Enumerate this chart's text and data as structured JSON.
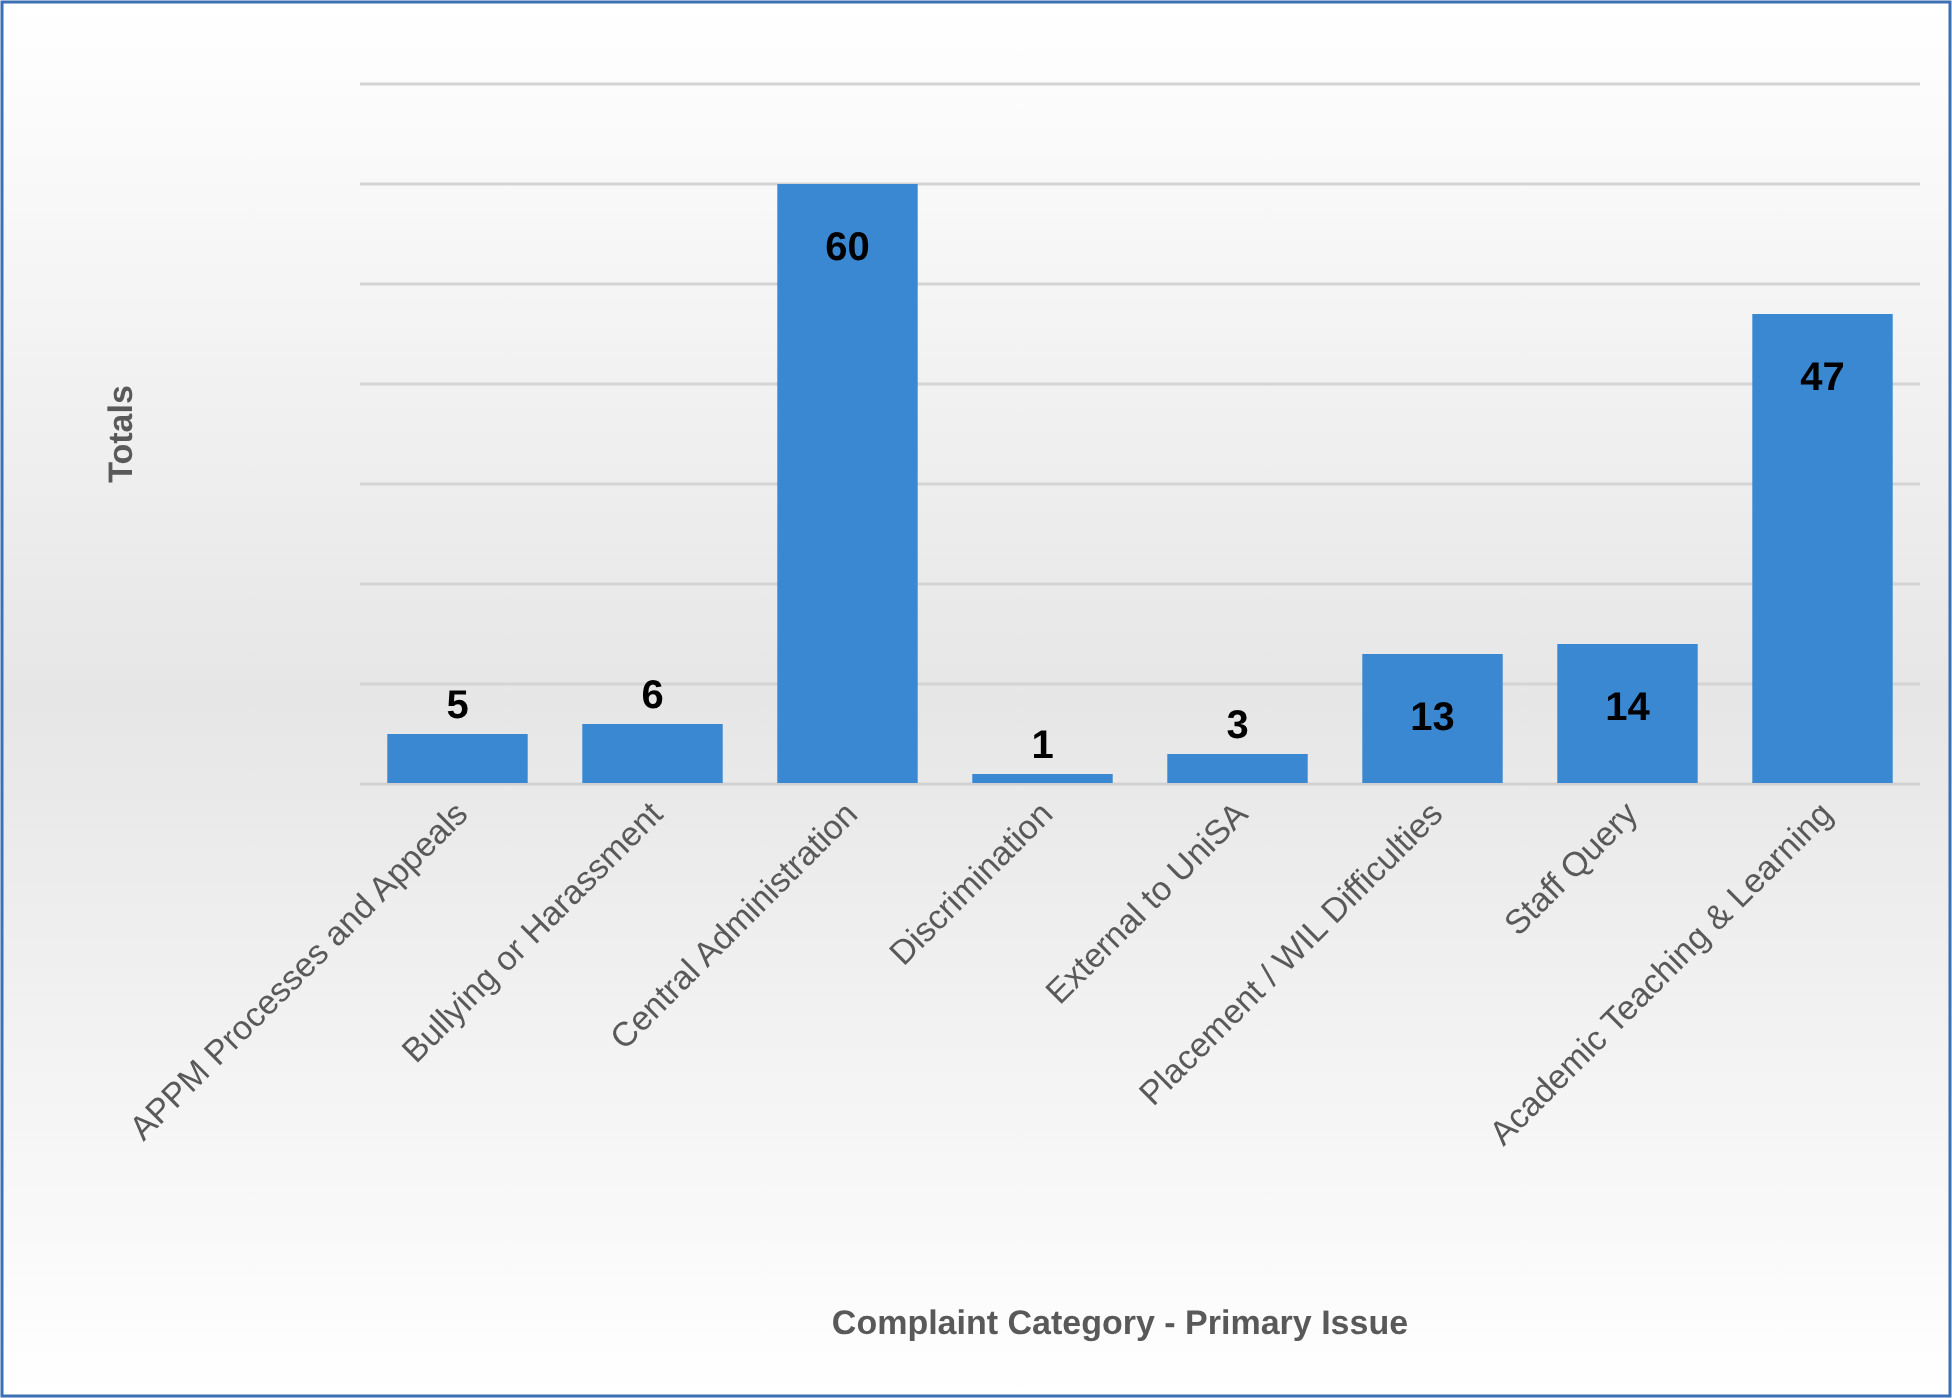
{
  "chart_data": {
    "type": "bar",
    "xlabel": "Complaint Category - Primary Issue",
    "ylabel": "Totals",
    "categories": [
      "APPM Processes and Appeals",
      "Bullying or Harassment",
      "Central Administration",
      "Discrimination",
      "External to UniSA",
      "Placement / WIL Difficulties",
      "Staff Query",
      "Academic Teaching & Learning"
    ],
    "values": [
      5,
      6,
      60,
      1,
      3,
      13,
      14,
      47
    ],
    "color": "#3a88d2",
    "ylim": [
      0,
      70
    ],
    "yticks": [
      {
        "value": 0,
        "label": null
      },
      {
        "value": 10,
        "label": null
      },
      {
        "value": 20,
        "label": null
      },
      {
        "value": 30,
        "label": null
      },
      {
        "value": 40,
        "label": null
      },
      {
        "value": 50,
        "label": null
      },
      {
        "value": 60,
        "label": null
      },
      {
        "value": 70,
        "label": null
      }
    ],
    "grid": true,
    "data_labels": true,
    "tick_labels": "x"
  }
}
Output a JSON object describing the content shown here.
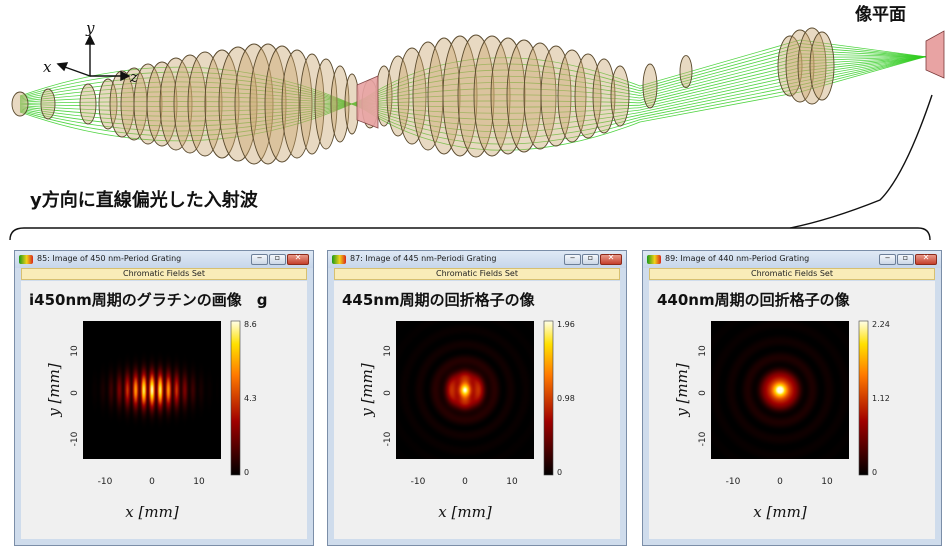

┄┄┄┄┄┄

§ **Instructions to follow**
Using the listing above, return all lines where the word "JSON" occurs.

§ **Finished task**
Enumerate this chart's text and data as structured JSON.
Output a JSON object describing the content shown here.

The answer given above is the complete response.